# To do
Each line containing the word "content" must be collected.

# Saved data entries
BEGIN

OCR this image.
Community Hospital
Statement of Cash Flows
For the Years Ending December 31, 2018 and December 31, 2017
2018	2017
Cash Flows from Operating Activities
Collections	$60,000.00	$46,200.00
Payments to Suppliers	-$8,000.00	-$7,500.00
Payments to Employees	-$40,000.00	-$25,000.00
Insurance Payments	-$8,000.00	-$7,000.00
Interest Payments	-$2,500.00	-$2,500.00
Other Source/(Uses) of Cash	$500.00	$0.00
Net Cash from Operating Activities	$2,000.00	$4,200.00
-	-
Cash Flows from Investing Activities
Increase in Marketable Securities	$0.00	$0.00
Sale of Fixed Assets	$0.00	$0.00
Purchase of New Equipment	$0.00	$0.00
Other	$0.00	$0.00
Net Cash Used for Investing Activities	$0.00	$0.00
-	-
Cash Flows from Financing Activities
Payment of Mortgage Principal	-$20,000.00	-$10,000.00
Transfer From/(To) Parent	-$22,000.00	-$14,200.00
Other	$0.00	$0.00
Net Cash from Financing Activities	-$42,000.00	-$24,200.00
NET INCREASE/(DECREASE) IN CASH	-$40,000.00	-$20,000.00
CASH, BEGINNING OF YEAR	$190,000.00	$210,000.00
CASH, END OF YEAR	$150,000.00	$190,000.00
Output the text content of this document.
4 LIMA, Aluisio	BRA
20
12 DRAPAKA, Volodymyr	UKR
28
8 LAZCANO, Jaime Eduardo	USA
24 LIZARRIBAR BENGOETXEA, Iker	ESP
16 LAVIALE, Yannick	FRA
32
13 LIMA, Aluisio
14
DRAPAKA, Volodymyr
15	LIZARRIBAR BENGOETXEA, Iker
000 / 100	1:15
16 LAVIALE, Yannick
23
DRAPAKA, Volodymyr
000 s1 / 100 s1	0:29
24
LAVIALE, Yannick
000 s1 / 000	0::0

END
BEGIN

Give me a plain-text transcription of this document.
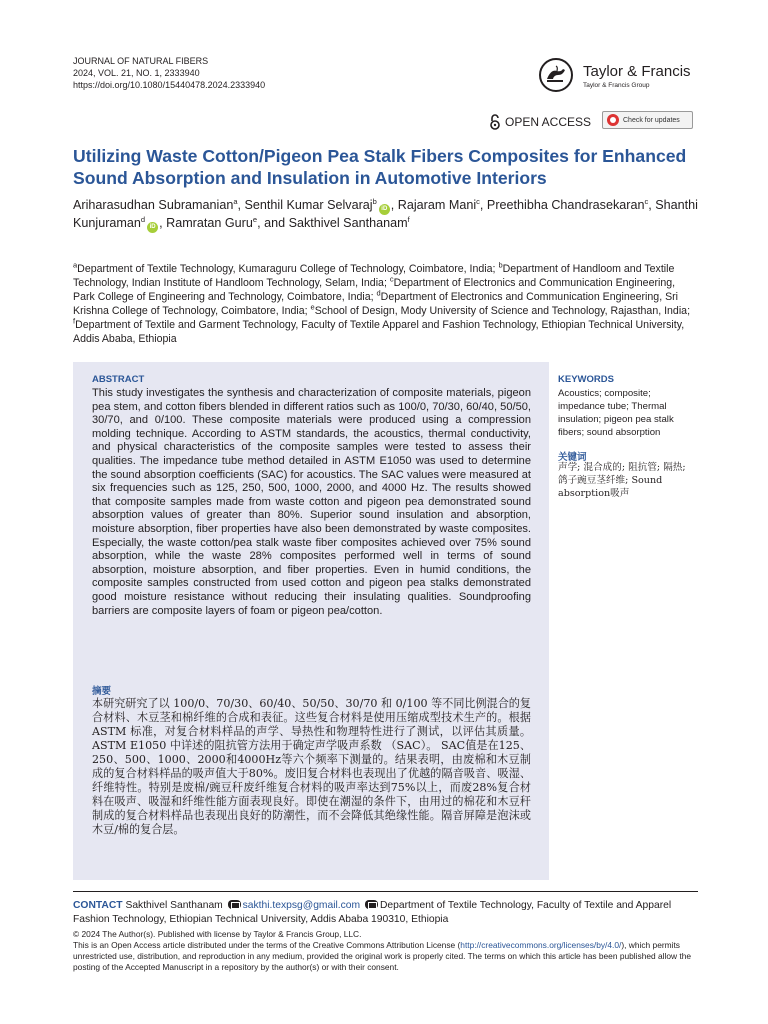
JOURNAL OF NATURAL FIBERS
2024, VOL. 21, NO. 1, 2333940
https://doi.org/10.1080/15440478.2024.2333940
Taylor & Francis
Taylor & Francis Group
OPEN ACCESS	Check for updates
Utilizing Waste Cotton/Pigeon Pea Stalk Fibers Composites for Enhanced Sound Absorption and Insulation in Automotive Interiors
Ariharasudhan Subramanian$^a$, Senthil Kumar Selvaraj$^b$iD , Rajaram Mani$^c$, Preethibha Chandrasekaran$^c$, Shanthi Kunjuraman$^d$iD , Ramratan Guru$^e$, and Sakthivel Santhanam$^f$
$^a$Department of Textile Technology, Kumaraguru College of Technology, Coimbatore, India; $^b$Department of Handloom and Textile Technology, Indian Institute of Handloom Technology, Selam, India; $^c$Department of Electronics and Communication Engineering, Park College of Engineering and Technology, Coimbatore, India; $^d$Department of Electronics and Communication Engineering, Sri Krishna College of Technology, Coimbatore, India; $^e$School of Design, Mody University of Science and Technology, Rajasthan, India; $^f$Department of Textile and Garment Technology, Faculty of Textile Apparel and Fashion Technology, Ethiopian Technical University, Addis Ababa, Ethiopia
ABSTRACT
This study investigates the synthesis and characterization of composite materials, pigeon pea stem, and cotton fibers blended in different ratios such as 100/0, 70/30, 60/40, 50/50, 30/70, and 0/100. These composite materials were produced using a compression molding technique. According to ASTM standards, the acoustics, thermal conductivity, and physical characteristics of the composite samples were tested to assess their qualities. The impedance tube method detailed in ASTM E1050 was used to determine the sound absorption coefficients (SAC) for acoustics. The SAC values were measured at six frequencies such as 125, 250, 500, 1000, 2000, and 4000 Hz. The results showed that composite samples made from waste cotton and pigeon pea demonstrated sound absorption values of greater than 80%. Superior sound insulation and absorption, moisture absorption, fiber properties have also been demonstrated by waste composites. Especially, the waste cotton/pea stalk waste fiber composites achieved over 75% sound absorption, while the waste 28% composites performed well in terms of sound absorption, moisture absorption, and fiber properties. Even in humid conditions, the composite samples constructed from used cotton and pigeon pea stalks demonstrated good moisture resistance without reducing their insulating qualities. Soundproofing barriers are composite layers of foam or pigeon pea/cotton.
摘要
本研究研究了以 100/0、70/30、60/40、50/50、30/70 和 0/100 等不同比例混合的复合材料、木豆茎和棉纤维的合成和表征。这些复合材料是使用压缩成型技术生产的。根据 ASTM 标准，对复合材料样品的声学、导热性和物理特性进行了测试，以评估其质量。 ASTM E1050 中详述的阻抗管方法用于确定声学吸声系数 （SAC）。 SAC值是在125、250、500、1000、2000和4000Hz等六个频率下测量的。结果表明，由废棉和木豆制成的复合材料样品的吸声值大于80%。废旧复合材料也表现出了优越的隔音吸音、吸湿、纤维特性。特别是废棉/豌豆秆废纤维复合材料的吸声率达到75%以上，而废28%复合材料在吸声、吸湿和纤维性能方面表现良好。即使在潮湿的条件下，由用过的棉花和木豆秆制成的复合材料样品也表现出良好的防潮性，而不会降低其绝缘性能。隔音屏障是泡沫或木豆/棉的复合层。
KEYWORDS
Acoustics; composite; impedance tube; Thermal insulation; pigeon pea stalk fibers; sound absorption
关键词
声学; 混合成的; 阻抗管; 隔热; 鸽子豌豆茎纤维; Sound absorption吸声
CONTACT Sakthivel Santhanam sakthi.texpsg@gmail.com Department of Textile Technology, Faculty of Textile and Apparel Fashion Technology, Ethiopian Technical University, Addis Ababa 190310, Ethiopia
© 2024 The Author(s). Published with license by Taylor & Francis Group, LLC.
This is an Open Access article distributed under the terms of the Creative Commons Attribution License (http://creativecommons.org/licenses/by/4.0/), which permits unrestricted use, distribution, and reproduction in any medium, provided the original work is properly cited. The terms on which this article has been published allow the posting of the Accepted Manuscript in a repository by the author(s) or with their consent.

END
BEGIN

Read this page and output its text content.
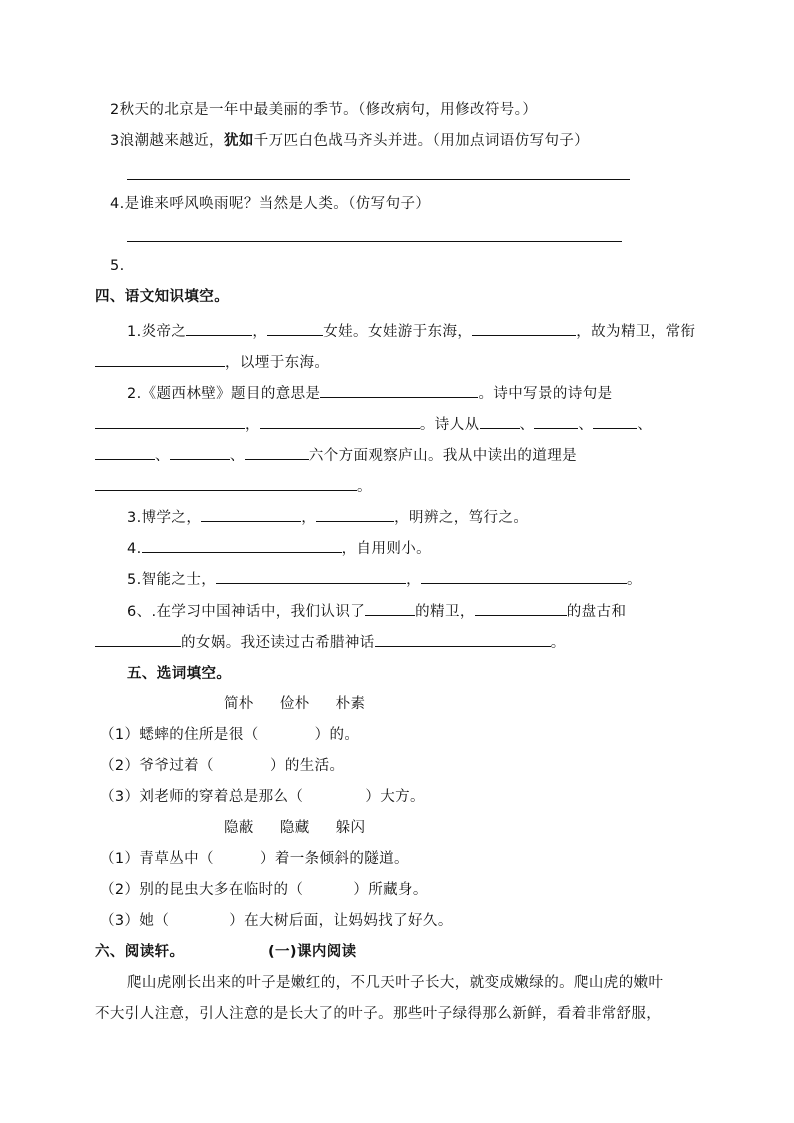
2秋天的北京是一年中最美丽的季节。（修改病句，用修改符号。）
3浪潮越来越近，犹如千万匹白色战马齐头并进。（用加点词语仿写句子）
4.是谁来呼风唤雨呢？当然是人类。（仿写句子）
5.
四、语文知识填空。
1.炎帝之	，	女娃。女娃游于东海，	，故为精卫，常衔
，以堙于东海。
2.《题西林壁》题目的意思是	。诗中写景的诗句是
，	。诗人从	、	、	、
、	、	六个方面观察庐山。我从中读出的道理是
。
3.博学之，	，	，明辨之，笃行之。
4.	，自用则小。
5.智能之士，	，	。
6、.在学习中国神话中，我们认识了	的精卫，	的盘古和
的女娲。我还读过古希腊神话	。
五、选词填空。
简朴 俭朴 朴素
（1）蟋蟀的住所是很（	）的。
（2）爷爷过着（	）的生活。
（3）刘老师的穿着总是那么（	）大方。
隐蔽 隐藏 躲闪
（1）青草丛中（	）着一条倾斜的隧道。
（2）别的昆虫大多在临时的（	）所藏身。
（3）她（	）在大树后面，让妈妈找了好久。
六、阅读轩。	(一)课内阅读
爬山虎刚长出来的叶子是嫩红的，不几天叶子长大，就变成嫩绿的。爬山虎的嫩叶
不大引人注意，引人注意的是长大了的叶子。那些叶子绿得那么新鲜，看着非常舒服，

END

# Result of the task
Output the text content of this document.
Read this page and output its text content.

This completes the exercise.